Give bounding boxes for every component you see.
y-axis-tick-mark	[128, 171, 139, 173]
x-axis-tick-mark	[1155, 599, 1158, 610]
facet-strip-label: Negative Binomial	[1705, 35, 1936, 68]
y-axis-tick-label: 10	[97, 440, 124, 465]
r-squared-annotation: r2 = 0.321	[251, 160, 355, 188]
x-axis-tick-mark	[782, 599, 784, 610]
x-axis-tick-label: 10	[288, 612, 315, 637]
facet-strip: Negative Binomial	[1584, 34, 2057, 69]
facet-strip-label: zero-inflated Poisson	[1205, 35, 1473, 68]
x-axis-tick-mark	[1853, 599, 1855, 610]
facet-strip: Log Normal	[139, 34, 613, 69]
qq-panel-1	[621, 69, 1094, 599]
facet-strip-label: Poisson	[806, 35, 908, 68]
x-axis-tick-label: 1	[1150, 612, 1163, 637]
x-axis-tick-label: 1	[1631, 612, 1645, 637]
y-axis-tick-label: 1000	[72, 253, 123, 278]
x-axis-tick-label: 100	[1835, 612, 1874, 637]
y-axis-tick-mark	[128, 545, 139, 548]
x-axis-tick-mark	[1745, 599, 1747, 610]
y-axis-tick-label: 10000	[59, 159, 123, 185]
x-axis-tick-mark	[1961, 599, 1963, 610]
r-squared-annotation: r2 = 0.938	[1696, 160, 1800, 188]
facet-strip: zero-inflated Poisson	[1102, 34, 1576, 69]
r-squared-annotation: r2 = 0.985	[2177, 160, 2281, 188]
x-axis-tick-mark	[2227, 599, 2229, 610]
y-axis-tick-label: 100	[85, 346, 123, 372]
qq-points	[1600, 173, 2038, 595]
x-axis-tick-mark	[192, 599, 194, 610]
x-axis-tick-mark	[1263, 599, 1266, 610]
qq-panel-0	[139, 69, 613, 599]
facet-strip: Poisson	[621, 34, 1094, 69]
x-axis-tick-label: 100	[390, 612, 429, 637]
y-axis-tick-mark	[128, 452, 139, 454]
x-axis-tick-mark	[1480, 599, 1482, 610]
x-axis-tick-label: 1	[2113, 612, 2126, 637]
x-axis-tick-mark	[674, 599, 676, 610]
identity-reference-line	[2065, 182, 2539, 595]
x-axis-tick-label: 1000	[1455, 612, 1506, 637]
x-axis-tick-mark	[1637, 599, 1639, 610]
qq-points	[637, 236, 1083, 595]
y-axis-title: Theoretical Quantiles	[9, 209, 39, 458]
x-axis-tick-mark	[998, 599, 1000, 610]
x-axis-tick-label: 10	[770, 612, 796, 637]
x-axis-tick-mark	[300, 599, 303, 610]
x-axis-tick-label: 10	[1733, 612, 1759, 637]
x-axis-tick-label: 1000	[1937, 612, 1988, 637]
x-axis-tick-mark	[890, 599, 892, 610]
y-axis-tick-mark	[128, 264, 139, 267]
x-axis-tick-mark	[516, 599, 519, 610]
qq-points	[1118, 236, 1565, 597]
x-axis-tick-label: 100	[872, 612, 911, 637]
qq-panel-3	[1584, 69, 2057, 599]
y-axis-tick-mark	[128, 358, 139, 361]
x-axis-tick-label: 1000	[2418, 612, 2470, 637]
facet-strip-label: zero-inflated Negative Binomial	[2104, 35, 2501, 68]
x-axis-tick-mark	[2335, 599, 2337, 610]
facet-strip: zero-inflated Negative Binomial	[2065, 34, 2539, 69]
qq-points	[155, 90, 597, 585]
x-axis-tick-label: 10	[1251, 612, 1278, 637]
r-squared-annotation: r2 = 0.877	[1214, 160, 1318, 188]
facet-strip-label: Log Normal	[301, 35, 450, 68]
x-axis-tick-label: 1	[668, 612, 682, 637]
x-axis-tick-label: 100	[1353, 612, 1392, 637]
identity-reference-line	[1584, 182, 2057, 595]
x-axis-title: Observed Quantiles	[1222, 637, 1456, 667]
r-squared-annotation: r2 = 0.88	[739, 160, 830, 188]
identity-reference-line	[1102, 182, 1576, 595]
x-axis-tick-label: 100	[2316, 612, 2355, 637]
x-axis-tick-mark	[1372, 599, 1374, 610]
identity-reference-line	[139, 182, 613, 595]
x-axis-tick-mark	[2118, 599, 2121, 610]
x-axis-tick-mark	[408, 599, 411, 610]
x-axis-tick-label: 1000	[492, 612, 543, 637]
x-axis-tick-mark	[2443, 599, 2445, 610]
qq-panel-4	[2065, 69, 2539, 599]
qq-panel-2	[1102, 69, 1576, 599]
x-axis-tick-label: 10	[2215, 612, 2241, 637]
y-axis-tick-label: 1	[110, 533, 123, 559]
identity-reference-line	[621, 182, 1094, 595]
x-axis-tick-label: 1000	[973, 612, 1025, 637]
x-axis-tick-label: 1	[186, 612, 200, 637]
====
### Aufgabe
Zählen Sie die Zeilen der Datensätze, in denen die Zeichenfolge „Negative“ vorkommt, unter Beachtung der Groß- und Kleinschreibung. Geben Sie nur die Anzahl an.

### Ergebnis
4